Exercise prompt:
Copy the following lines verbatim, from the line with "date-label: 13 [782,453,796,466]" up to and including the line with "price-panel-close-button[interactable] [882,6,892,16]".

[Box annotation data]
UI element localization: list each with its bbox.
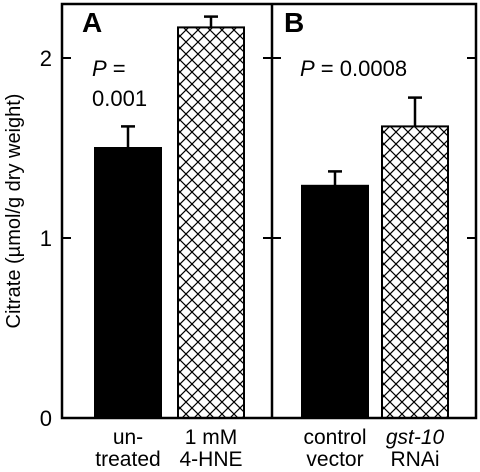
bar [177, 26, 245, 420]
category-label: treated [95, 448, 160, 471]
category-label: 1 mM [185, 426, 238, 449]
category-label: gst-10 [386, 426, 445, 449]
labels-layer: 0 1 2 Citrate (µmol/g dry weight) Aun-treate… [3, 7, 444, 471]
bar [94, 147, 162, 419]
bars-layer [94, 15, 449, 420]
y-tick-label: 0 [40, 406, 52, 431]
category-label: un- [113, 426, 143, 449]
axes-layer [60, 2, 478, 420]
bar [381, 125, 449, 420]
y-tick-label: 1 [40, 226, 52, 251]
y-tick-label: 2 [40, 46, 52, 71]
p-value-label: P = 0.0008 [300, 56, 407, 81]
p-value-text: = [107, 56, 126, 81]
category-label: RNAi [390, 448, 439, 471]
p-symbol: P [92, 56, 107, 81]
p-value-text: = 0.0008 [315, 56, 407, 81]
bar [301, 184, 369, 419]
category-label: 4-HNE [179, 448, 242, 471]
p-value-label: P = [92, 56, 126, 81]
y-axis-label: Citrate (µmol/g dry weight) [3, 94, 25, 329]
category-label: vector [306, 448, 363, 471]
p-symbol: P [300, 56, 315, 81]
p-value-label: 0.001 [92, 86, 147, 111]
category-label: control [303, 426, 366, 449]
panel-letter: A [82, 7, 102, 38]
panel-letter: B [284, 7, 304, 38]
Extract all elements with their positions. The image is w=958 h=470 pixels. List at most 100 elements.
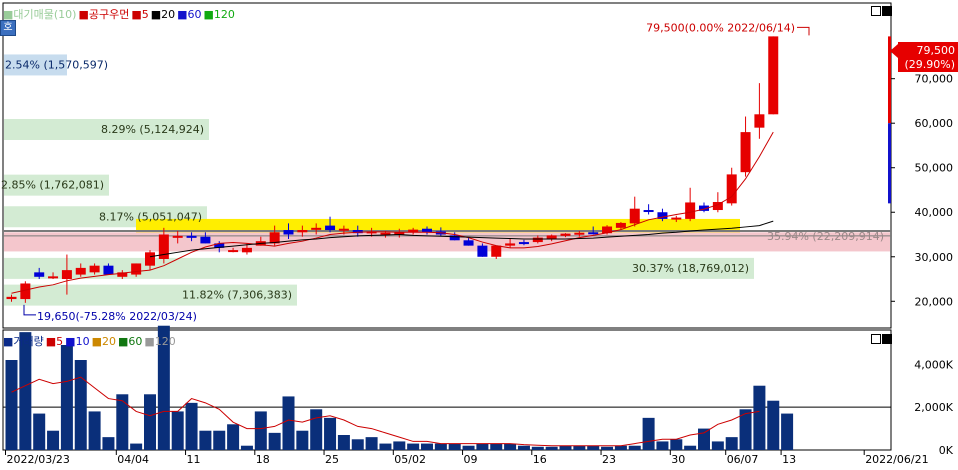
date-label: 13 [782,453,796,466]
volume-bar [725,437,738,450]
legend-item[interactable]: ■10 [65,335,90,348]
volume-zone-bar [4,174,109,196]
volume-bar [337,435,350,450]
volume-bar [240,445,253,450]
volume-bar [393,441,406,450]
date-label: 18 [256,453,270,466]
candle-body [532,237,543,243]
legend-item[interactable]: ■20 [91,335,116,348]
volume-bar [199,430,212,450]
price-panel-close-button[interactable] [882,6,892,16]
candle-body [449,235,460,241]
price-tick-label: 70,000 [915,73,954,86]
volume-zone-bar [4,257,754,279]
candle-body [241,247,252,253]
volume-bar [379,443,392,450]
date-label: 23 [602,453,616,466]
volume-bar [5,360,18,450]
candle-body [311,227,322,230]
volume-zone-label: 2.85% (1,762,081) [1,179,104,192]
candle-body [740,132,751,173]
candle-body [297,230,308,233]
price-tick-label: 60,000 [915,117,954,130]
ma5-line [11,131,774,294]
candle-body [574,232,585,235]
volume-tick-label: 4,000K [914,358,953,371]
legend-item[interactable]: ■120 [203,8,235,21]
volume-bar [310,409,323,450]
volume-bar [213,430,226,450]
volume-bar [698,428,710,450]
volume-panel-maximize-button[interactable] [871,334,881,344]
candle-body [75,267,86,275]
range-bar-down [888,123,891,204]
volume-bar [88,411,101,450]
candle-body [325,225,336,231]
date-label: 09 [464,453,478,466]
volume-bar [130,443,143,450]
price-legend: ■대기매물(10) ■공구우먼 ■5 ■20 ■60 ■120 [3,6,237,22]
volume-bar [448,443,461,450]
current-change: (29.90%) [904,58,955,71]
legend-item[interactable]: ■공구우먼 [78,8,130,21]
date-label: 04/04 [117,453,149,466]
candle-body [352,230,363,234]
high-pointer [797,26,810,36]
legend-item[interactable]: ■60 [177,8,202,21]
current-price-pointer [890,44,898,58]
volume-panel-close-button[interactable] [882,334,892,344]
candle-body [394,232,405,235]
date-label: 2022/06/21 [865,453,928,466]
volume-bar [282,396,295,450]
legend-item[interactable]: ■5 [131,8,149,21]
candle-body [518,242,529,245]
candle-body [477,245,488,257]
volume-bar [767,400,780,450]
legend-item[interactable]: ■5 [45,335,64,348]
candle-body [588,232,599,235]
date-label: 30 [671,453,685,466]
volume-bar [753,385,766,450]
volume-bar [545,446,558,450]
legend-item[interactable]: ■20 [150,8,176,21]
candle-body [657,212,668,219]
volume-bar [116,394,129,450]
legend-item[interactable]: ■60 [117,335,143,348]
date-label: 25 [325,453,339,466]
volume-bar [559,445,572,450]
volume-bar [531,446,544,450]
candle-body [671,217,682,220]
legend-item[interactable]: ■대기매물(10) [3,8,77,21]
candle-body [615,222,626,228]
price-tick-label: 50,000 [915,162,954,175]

Answer to the exercise:
date-label: 13 [782,453,796,466]
volume-bar [725,437,738,450]
legend-item[interactable]: ■10 [65,335,90,348]
volume-zone-bar [4,174,109,196]
volume-bar [337,435,350,450]
volume-bar [240,445,253,450]
volume-bar [393,441,406,450]
date-label: 18 [256,453,270,466]
candle-body [532,237,543,243]
legend-item[interactable]: ■20 [91,335,116,348]
volume-bar [199,430,212,450]
price-panel-close-button[interactable] [882,6,892,16]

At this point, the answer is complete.